Data records
--

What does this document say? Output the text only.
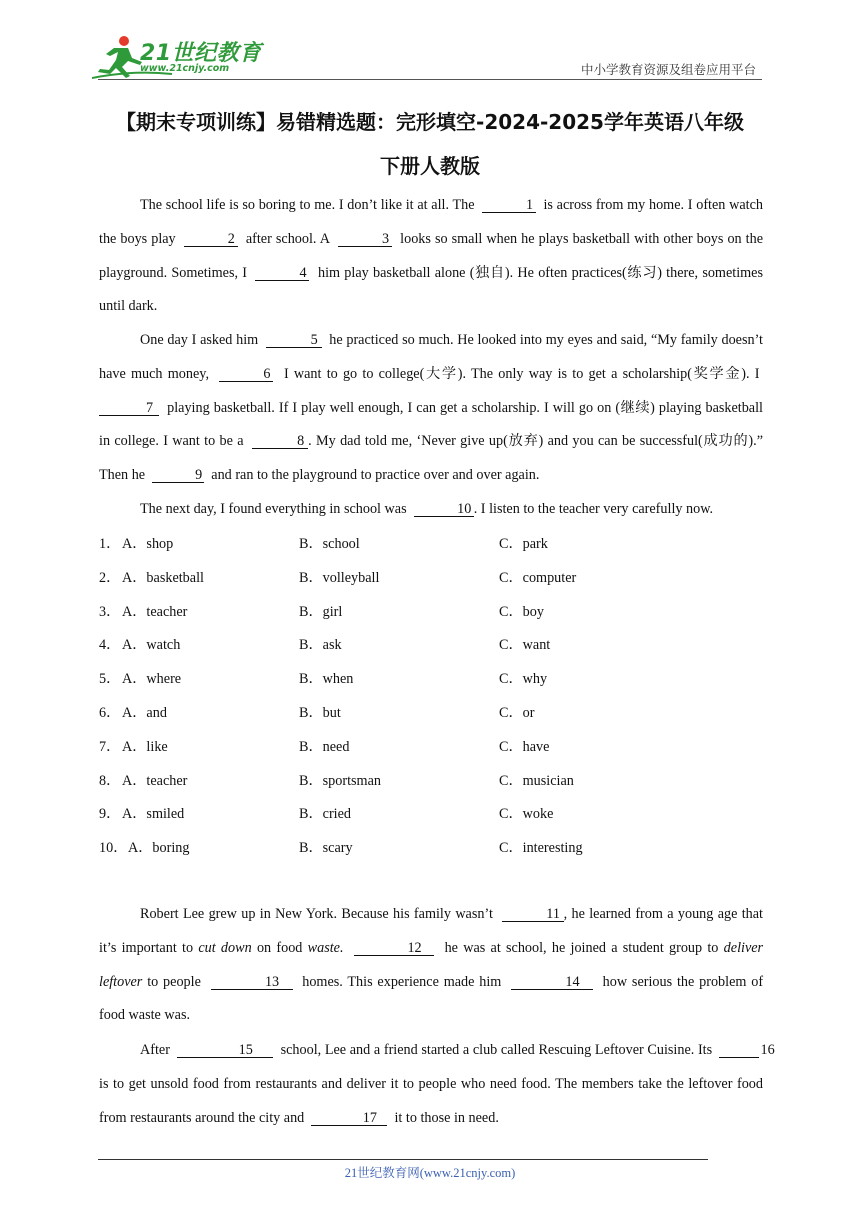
21世纪教育
www.21cnjy.com	中小学教育资源及组卷应用平台
【期末专项训练】易错精选题：完形填空-2024-2025学年英语八年级
下册人教版
The school life is so boring to me. I don’t like it at all. The	1 is across from my home. I often watch the boys play	2 after school. A	3 looks so small when he plays basketball with other boys on the playground. Sometimes, I	4 him play basketball alone (独自). He often practices(练习) there, sometimes until dark.
One day I asked him	5 he practiced so much. He looked into my eyes and said, “My family doesn’t have much money,	6 I want to go to college(大学). The only way is to get a scholarship(奖学金). I  7 playing basketball. If I play well enough, I can get a scholarship. I will go on (继续) playing basketball in college. I want to be a	8 . My dad told me, ‘Never give up(放弃) and you can be successful(成功的).” Then he	9 and ran to the playground to practice over and over again.
The next day, I found everything in school was	10 . I listen to the teacher very carefully now.
1． A．shop	B．school	C．park
2． A．basketball	B．volleyball	C．computer
3． A．teacher	B．girl	C．boy
4． A．watch	B．ask	C．want
5． A．where	B．when	C．why
6． A．and	B．but	C．or
7． A．like	B．need	C．have
8． A．teacher	B．sportsman	C．musician
9． A．smiled	B．cried	C．woke
10． A．boring	B．scary	C．interesting
Robert Lee grew up in New York. Because his family wasn’t	11 , he learned from a young age that it’s important to cut down on food waste.	12 he was at school, he joined a student group to deliver leftover to people	13 homes. This experience made him	14 how serious the problem of food waste was.
After	15 school, Lee and a friend started a club called Rescuing Leftover Cuisine. Its	16  is to get unsold food from restaurants and deliver it to people who need food. The members take the leftover food from restaurants around the city and	17 it to those in need.
21世纪教育网(www.21cnjy.com)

--

Look through the entries above and count each line holding "want"; report the count alone.

2